* _WHAT IS NEEDED_
Every line with the string "cérebro" should be gathered.

* _Data excerpts_

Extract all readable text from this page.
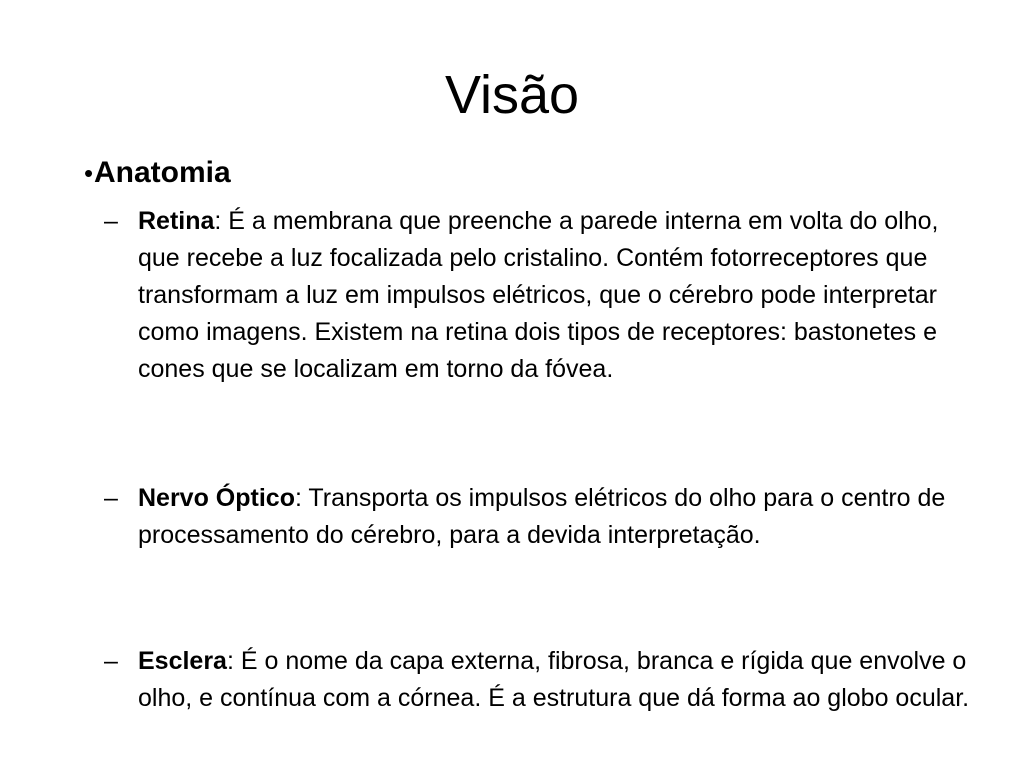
Visão
• Anatomia
– Retina: É a membrana que preenche a parede interna em volta do olho, que recebe a luz focalizada pelo cristalino. Contém fotorreceptores que transformam a luz em impulsos elétricos, que o cérebro pode interpretar como imagens. Existem na retina dois tipos de receptores: bastonetes e cones que se localizam em torno da fóvea.
– Nervo Óptico: Transporta os impulsos elétricos do olho para o centro de processamento do cérebro, para a devida interpretação.
– Esclera: É o nome da capa externa, fibrosa, branca e rígida que envolve o olho, e contínua com a córnea. É a estrutura que dá forma ao globo ocular.
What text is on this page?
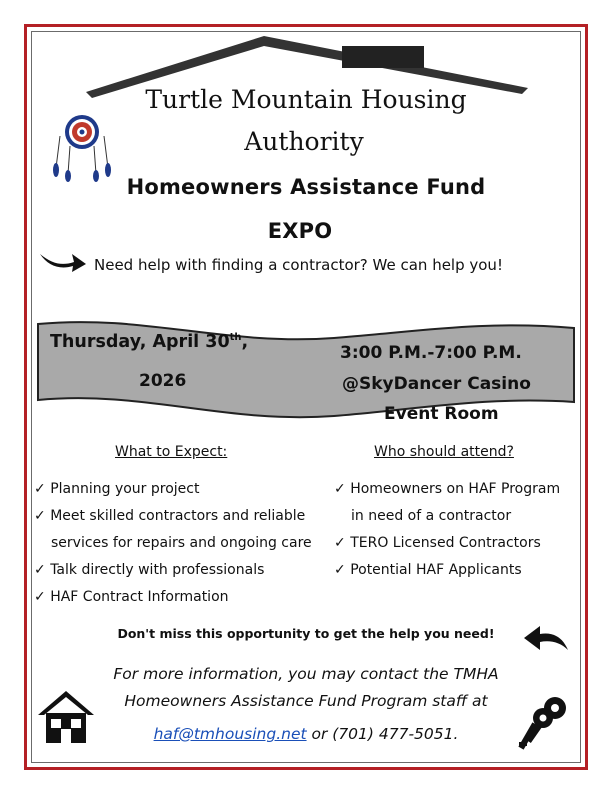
Turtle Mountain Housing
Authority
Homeowners Assistance Fund
EXPO
Need help with finding a contractor? We can help you!
Thursday, April 30th,
2026
3:00 P.M.-7:00 P.M.
@SkyDancer Casino
Event Room
What to Expect:	Who should attend?
✓ Planning your project
✓ Meet skilled contractors and reliable
services for repairs and ongoing care
✓ Talk directly with professionals
✓ HAF Contract Information
✓ Homeowners on HAF Program
in need of a contractor
✓ TERO Licensed Contractors
✓ Potential HAF Applicants
Don't miss this opportunity to get the help you need!
For more information, you may contact the TMHA
Homeowners Assistance Fund Program staff at
haf@tmhousing.net or (701) 477-5051.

* _CORRECT RESPONSE_
– Retina: É a membrana que preenche a parede interna em volta do olho, que recebe a luz focalizada pelo cristalino. Contém fotorreceptores que transformam a luz em impulsos elétricos, que o cérebro pode interpretar como imagens. Existem na retina dois tipos de receptores: bastonetes e cones que se localizam em torno da fóvea.
– Nervo Óptico: Transporta os impulsos elétricos do olho para o centro de processamento do cérebro, para a devida interpretação.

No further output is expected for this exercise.